## Exercise prompt
Copy the passage in the book review below from "The American Flaggs by" to "love with him.".

## Reading passage

☆ ☆ ☆ ☆ ☆

Saturday, August 1, 2009

The American Flaggs by Kathleen Norris

Reading The American Flaggs was like reading three authors at once. The beginning was similar to the Grace Livingston Hill books I read as a teenager. (Poverty stricken but gorgeous female meets fabulously rich and handsome bachelor, they overcome all obstacles, and live happily ever after.) But the writing was more on the level of a Gene Stratton-Porter novel. By the time I finished, an Elizabeth Goudge-like twist had been thrown in which upped the book in my estimation quite a bit.

Basic plot: Penelope Fitzpercy (“Pen” for short) is tired of her family’s Bohemian lifestyle. Unmade beds, unwashed dishes, unpaid bills and a father who drops in and out of their lives are just a few of her concerns. When wealthy Jeff Flagg offers to take her away from it all she has a hard time saying no even though she’s not in love with him.

☆ ☆ ☆ ☆ ☆

(Collection entries)
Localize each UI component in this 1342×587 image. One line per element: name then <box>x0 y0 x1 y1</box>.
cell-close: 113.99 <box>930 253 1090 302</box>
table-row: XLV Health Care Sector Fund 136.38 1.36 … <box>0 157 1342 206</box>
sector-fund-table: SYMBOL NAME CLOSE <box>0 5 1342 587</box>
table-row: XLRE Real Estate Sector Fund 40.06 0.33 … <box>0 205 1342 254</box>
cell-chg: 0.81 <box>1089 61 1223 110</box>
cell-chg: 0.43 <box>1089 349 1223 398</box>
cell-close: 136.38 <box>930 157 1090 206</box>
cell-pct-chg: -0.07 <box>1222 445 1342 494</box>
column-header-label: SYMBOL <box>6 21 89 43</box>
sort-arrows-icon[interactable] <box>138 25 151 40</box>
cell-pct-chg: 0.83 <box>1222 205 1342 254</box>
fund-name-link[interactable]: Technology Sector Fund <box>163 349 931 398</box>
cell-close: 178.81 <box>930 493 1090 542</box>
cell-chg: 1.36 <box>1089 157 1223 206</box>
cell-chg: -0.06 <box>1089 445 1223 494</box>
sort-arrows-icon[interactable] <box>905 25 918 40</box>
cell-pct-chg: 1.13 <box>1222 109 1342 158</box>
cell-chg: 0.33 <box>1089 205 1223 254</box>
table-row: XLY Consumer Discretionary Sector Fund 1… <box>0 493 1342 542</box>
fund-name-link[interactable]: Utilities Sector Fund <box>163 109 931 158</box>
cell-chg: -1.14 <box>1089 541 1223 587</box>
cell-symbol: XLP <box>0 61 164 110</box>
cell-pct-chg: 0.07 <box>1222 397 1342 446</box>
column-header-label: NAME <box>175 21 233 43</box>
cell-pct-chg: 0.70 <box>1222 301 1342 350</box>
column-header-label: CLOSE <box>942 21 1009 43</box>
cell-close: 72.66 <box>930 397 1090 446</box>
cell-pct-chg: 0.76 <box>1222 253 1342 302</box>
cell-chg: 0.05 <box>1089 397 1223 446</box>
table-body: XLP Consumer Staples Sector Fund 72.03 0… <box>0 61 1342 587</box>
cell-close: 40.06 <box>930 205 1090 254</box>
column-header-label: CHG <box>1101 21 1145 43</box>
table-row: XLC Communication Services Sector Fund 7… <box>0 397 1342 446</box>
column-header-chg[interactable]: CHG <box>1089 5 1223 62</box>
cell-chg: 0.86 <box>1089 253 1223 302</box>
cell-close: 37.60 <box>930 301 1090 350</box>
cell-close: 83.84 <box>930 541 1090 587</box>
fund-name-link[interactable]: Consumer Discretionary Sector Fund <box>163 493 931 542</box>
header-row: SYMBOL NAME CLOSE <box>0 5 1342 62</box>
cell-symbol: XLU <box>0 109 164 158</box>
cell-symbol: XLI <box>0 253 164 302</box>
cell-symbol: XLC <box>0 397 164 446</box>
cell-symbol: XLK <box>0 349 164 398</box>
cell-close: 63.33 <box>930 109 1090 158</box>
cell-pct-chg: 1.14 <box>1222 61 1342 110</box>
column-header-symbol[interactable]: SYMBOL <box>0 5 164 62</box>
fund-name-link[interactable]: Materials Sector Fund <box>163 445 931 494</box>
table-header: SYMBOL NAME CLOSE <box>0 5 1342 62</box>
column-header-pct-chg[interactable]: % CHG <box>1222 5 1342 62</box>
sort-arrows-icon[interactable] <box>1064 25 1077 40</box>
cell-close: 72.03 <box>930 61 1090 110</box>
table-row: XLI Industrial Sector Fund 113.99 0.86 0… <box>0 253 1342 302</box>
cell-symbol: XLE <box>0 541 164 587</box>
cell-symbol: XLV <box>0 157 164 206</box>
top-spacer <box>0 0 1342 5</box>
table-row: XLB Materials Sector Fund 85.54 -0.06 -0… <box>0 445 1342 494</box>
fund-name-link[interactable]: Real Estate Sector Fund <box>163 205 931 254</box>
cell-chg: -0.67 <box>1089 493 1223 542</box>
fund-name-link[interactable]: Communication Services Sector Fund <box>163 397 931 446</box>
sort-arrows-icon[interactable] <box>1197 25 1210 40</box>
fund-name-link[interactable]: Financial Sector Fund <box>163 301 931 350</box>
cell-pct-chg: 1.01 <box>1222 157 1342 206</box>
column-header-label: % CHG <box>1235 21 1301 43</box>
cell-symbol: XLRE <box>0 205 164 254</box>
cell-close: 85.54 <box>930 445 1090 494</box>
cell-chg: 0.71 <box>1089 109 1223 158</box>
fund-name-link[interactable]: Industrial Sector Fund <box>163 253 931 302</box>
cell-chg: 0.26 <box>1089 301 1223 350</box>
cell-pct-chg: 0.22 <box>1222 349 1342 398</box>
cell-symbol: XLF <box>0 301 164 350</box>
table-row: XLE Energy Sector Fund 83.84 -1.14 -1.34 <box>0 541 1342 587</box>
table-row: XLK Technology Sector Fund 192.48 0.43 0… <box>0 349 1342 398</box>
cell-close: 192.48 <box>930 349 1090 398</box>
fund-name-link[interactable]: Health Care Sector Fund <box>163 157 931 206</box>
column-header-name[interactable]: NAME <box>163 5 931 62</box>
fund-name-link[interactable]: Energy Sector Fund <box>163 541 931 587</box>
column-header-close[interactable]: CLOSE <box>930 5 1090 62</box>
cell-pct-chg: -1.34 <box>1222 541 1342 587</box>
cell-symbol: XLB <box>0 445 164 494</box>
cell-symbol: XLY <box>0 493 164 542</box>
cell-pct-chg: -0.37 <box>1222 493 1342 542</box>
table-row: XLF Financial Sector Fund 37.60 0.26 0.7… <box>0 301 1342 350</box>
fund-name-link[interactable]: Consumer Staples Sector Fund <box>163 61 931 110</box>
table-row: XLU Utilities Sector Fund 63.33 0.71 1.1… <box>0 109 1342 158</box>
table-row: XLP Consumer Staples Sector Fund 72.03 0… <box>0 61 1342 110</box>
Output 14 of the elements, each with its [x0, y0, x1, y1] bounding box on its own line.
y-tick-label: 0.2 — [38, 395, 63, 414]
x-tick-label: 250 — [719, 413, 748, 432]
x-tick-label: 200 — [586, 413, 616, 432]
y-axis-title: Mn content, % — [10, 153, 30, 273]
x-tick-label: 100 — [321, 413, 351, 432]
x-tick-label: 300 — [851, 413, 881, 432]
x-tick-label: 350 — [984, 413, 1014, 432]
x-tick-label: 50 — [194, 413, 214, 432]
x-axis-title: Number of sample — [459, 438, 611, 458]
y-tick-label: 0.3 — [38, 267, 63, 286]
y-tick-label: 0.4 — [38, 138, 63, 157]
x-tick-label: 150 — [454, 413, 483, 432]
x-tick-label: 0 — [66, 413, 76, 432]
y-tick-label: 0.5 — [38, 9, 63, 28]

☆ ☆ ☆ ☆ ☆

## Final answer
The American Flaggs by Kathleen Norris

Reading The American Flaggs was like reading three authors at once. The beginning was similar to the Grace Livingston Hill books I read as a teenager. (Poverty stricken but gorgeous female meets fabulously rich and handsome bachelor, they overcome all obstacles, and live happily ever after.) But the writing was more on the level of a Gene Stratton-Porter novel. By the time I finished, an Elizabeth Goudge-like twist had been thrown in which upped the book in my estimation quite a bit.

Basic plot: Penelope Fitzpercy (“Pen” for short) is tired of her family’s Bohemian lifestyle. Unmade beds, unwashed dishes, unpaid bills and a father who drops in and out of their lives are just a few of her concerns. When wealthy Jeff Flagg offers to take her away from it all she has a hard time saying no even though she’s not in love with him.